Dataset entries
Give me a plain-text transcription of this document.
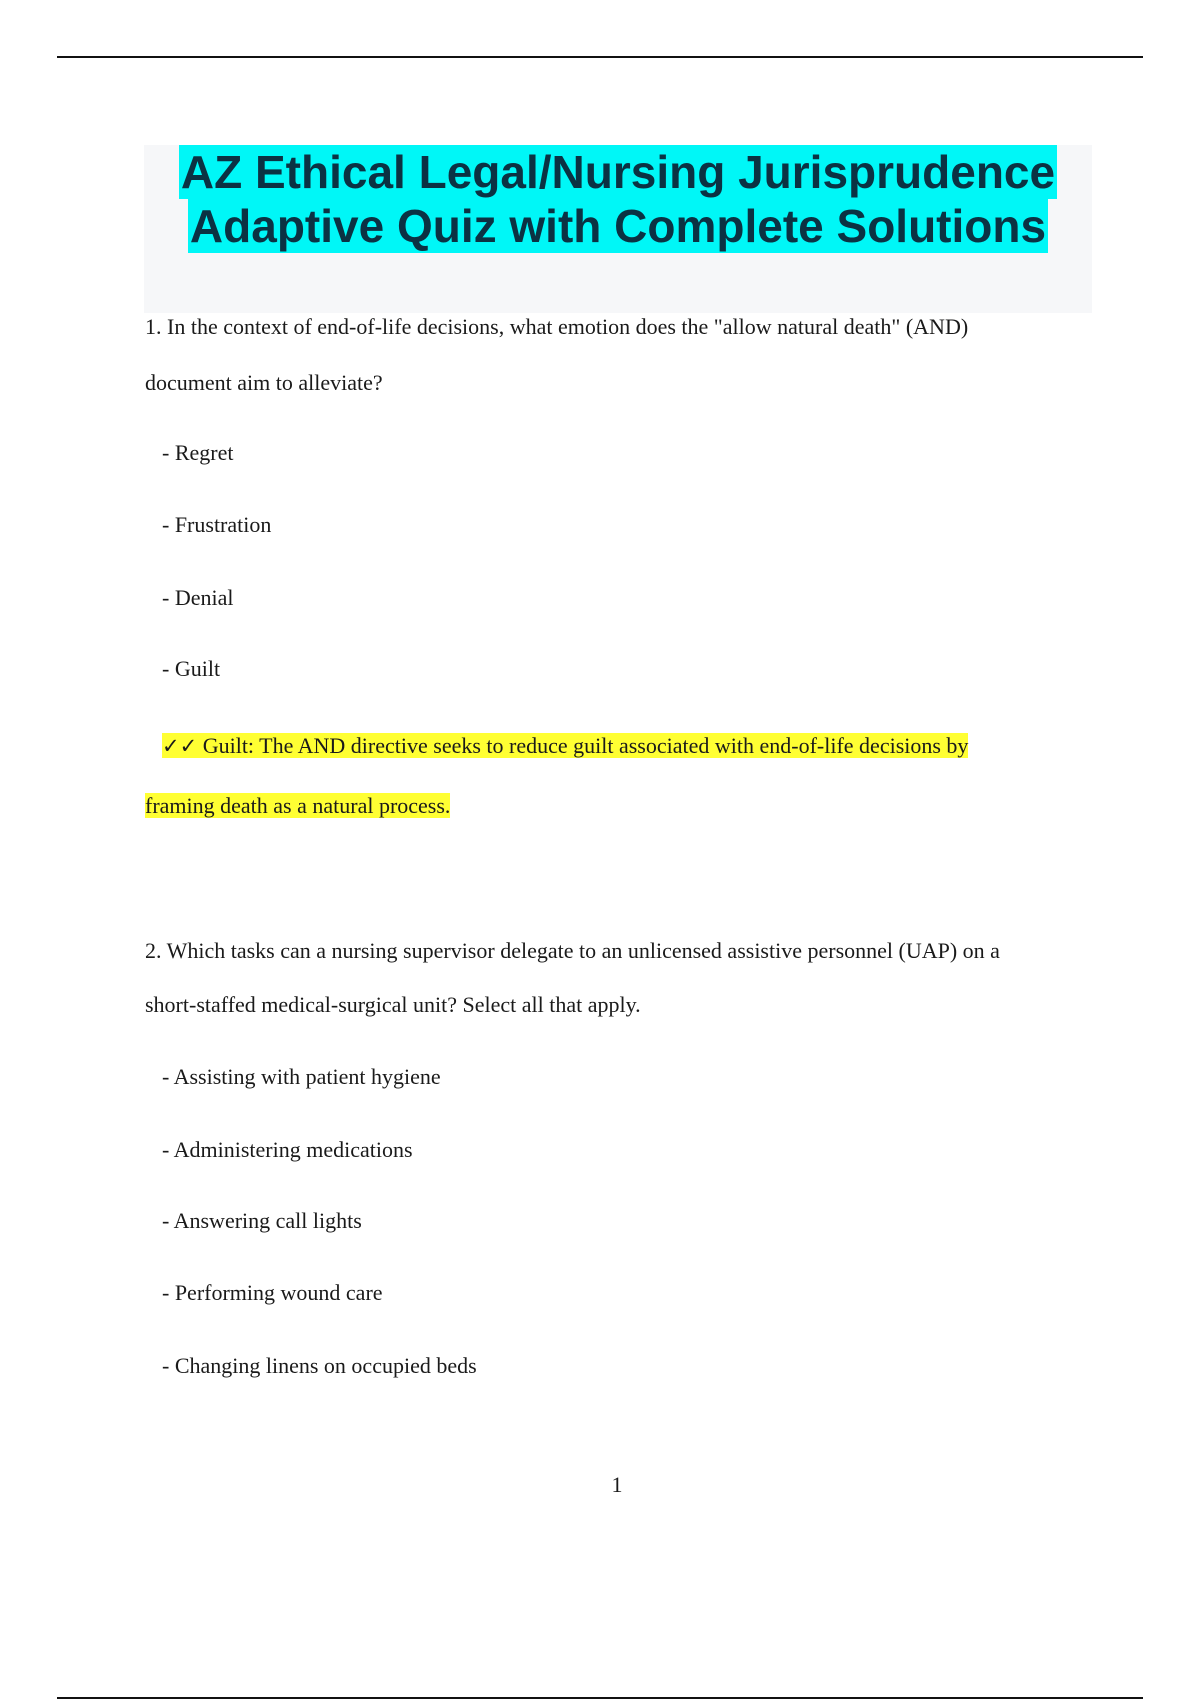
AZ Ethical Legal/Nursing Jurisprudence
Adaptive Quiz with Complete Solutions
1. In the context of end-of-life decisions, what emotion does the "allow natural death" (AND)
document aim to alleviate?
- Regret
- Frustration
- Denial
- Guilt
✓✓ Guilt: The AND directive seeks to reduce guilt associated with end-of-life decisions by
framing death as a natural process.
2. Which tasks can a nursing supervisor delegate to an unlicensed assistive personnel (UAP) on a
short-staffed medical-surgical unit? Select all that apply.
- Assisting with patient hygiene
- Administering medications
- Answering call lights
- Performing wound care
- Changing linens on occupied beds
1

### SHORT PROBLEM
Make an exact copy of the whole listing, but don't bring over any pictures.

### SOLUTION
Give me a plain-text transcription of this document.
AZ Ethical Legal/Nursing Jurisprudence
Adaptive Quiz with Complete Solutions
1. In the context of end-of-life decisions, what emotion does the "allow natural death" (AND)
document aim to alleviate?
- Regret
- Frustration
- Denial
- Guilt
✓✓ Guilt: The AND directive seeks to reduce guilt associated with end-of-life decisions by
framing death as a natural process.
2. Which tasks can a nursing supervisor delegate to an unlicensed assistive personnel (UAP) on a
short-staffed medical-surgical unit? Select all that apply.
- Assisting with patient hygiene
- Administering medications
- Answering call lights
- Performing wound care
- Changing linens on occupied beds
1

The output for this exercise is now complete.